-- START OF TEXT TO READ --
All The Claims

1. A cutting and dust collecting assembly, comprising:
(a) a circular saw blade having a first side, a second side, a peripheral portion defining the working part of the saw blade, and a centre of rotation,
(b) a blade guard extending over the saw blade around at least half of its circumference, a side wall of the blade guard on the second side of the blade covering or at least substantially extending around the centre of rotation of the blade,
(c) a cover device which is elongated in a direction perpendicular to said centre of rotation, and has a first end defined as a front end with respect to a vertical plane which coincides with said centre of rotation, a second end defined as a rear end with respect to said vertical plane, a top member with a top surface, a base plate with a bottom surface extending in a plane at a distance from the top member, two elongated side walls facing one another, and a longitudinal passage for the saw blade, extending through the cover device from the top surface to the bottom surface in a region between the front and rear ends of the cover device, said top member, said base plate, and said side walls defining between them a space, including a front portion and a rear portion, said rear portion forming part of a terminal chamber,
(d) the blade guard and the cover device being pivotally connected to one another via a hinge in or adjacent to a lower, rear corner of the blade guard, such that the saw blade can be moved upwards and downwards in said passage in the cover device through turning in said hinge, allowing a segment of the saw blade to be moved beyond the plane of the bottom surface of the cover device, down into a work object, during which movement said centre of rotation, which is positioned above the cover device, is displaced relative to the cover device,
(e) a terminal member provided at the rear of said hinge, comprising said terminal chamber having an inlet port associated with the longitudinal passage of the bottom surface and an outlet port which can be connected to a vacuum source, and
(f) the direction of rotation of the saw blade being such that the rear part of said segment which has passed beyond the bottom surface of the cover device will move in a direction upwards-rearwards towards the bottom surface, said direction being clock-wise when the saw blade is viewed in a direction towards the first side of the blade.
2. An assembly according to claim 1, wherein said passage for the saw blade includes an upper slot in said top member and a bottom slot in the base plate.
-- END OF TEXT TO READ --
PROBLEM REQUIREMENTS - In the claims above, where is the hinge that connects the blade guard and the cover device located?
-- START OF SUPPLIED INFORMATION --
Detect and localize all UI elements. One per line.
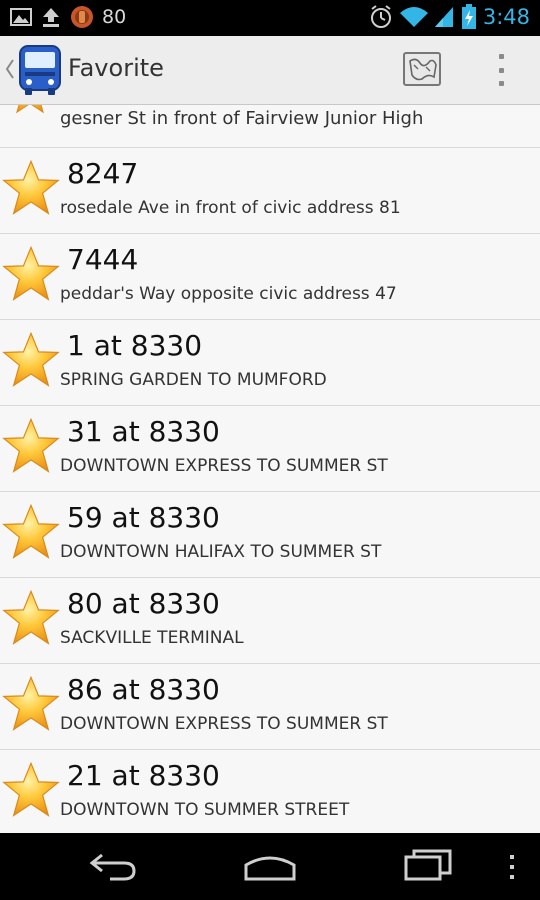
-- END OF SUPPLIED INFORMATION --
TASK ANSWER - It is in or adjacent to a lower, rear corner of the blade guard.